Figure content listings
---

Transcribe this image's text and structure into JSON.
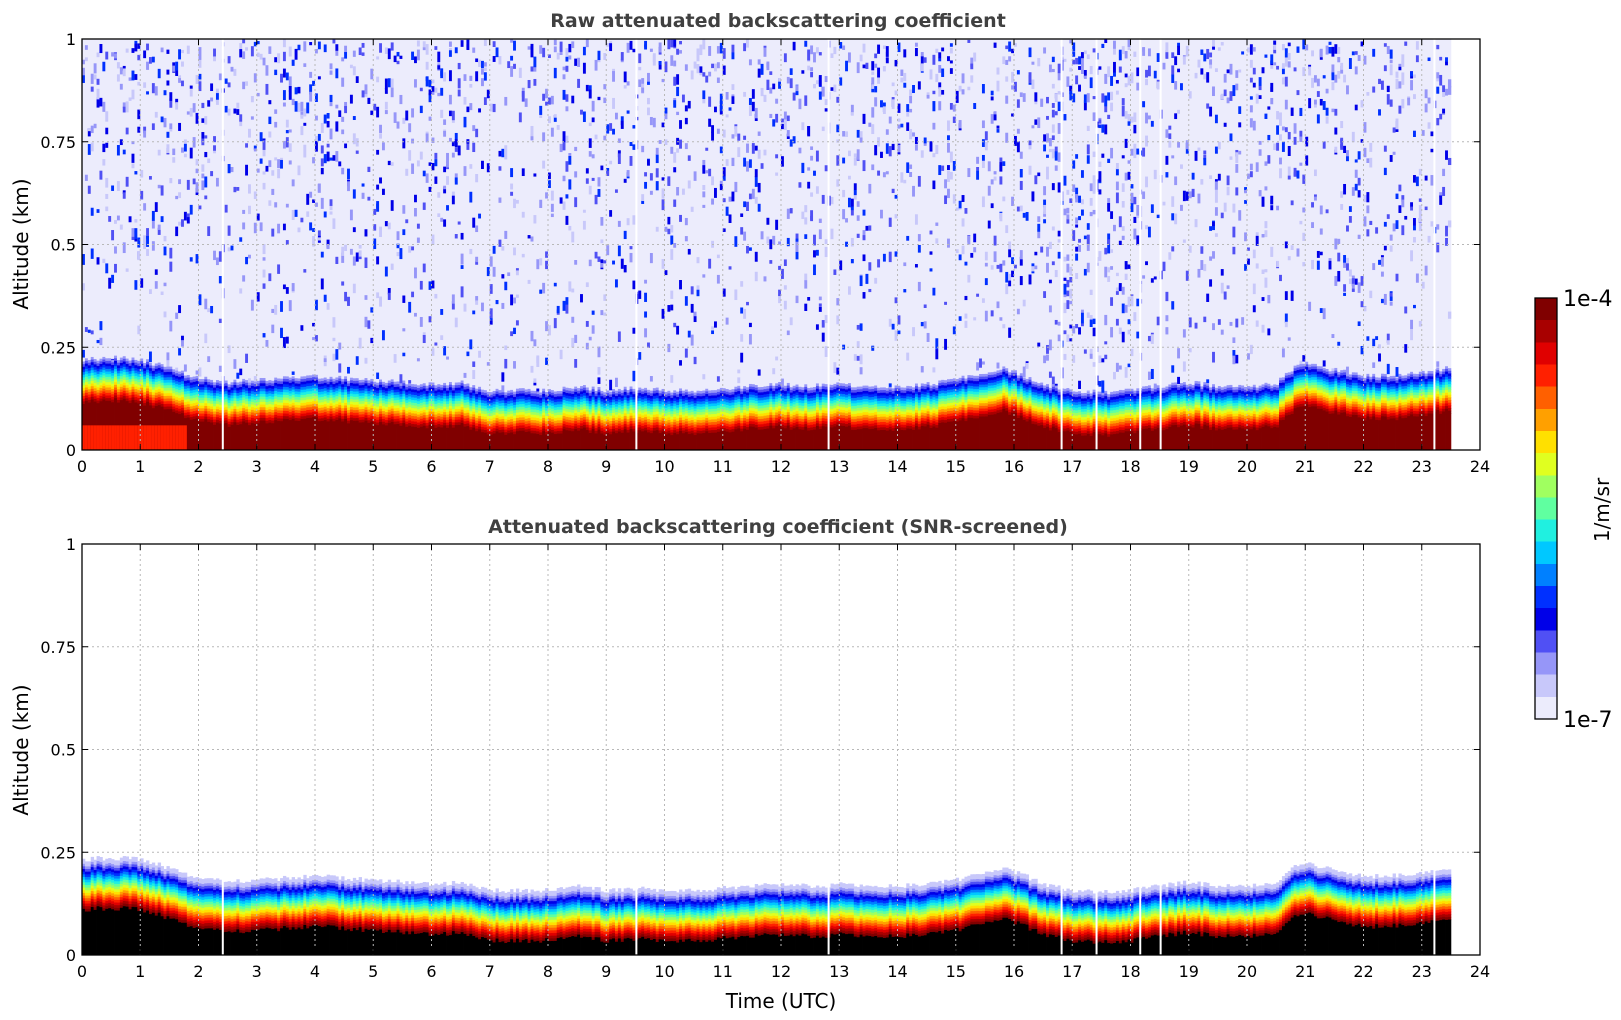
{
  "chart_data": [
    {
      "type": "heatmap",
      "title": "Raw attenuated backscattering coefficient",
      "xlabel": "",
      "ylabel": "Altitude (km)",
      "xlim": [
        0,
        24
      ],
      "ylim": [
        0,
        1
      ],
      "xticks": [
        0,
        1,
        2,
        3,
        4,
        5,
        6,
        7,
        8,
        9,
        10,
        11,
        12,
        13,
        14,
        15,
        16,
        17,
        18,
        19,
        20,
        21,
        22,
        23,
        24
      ],
      "yticks": [
        0,
        0.25,
        0.5,
        0.75,
        1
      ],
      "ytick_labels": [
        "0",
        "0.25",
        "0.5",
        "0.75",
        "1"
      ],
      "data_end_time": 23.5,
      "noise_above_layer": true,
      "grid": true
    },
    {
      "type": "heatmap",
      "title": "Attenuated backscattering coefficient (SNR-screened)",
      "xlabel": "Time (UTC)",
      "ylabel": "Altitude (km)",
      "xlim": [
        0,
        24
      ],
      "ylim": [
        0,
        1
      ],
      "xticks": [
        0,
        1,
        2,
        3,
        4,
        5,
        6,
        7,
        8,
        9,
        10,
        11,
        12,
        13,
        14,
        15,
        16,
        17,
        18,
        19,
        20,
        21,
        22,
        23,
        24
      ],
      "yticks": [
        0,
        0.25,
        0.5,
        0.75,
        1
      ],
      "ytick_labels": [
        "0",
        "0.25",
        "0.5",
        "0.75",
        "1"
      ],
      "data_end_time": 23.5,
      "noise_above_layer": false,
      "grid": true
    }
  ],
  "layer_top_km": {
    "time": [
      0,
      0.5,
      1,
      1.5,
      2,
      2.5,
      3,
      3.5,
      4,
      4.5,
      5,
      5.5,
      6,
      6.5,
      7,
      7.5,
      8,
      8.5,
      9,
      9.5,
      10,
      10.5,
      11,
      11.5,
      12,
      12.5,
      13,
      13.5,
      14,
      14.5,
      15,
      15.5,
      15.8,
      16.2,
      16.5,
      17,
      17.5,
      18,
      18.5,
      19,
      19.5,
      20,
      20.5,
      20.8,
      21,
      21.5,
      22,
      22.5,
      23,
      23.5
    ],
    "altitude": [
      0.22,
      0.225,
      0.22,
      0.2,
      0.175,
      0.165,
      0.17,
      0.175,
      0.18,
      0.175,
      0.17,
      0.165,
      0.16,
      0.165,
      0.145,
      0.145,
      0.145,
      0.155,
      0.145,
      0.15,
      0.145,
      0.145,
      0.15,
      0.155,
      0.16,
      0.155,
      0.16,
      0.155,
      0.155,
      0.16,
      0.17,
      0.19,
      0.2,
      0.18,
      0.16,
      0.145,
      0.14,
      0.145,
      0.155,
      0.165,
      0.155,
      0.155,
      0.16,
      0.2,
      0.21,
      0.195,
      0.18,
      0.18,
      0.19,
      0.2
    ]
  },
  "data_gaps_time": [
    2.4,
    9.5,
    12.8,
    16.8,
    17.4,
    18.15,
    18.5,
    23.2
  ],
  "colorbar": {
    "label": "1/m/sr",
    "max_label": "1e-4",
    "min_label": "1e-7",
    "colors": [
      "#ececfc",
      "#c8c8fa",
      "#9696f8",
      "#5050f4",
      "#0000e8",
      "#0030ff",
      "#0080ff",
      "#00c8ff",
      "#20f0e0",
      "#60ffa0",
      "#a0ff60",
      "#e0ff20",
      "#ffe000",
      "#ffa000",
      "#ff6000",
      "#ff2000",
      "#e00000",
      "#a80000",
      "#800000"
    ]
  }
}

---

#### YOUR TASK
Count every line above that holds the word "title", and state the number and nothing more.

#### RESULT OF THIS EXERCISE
2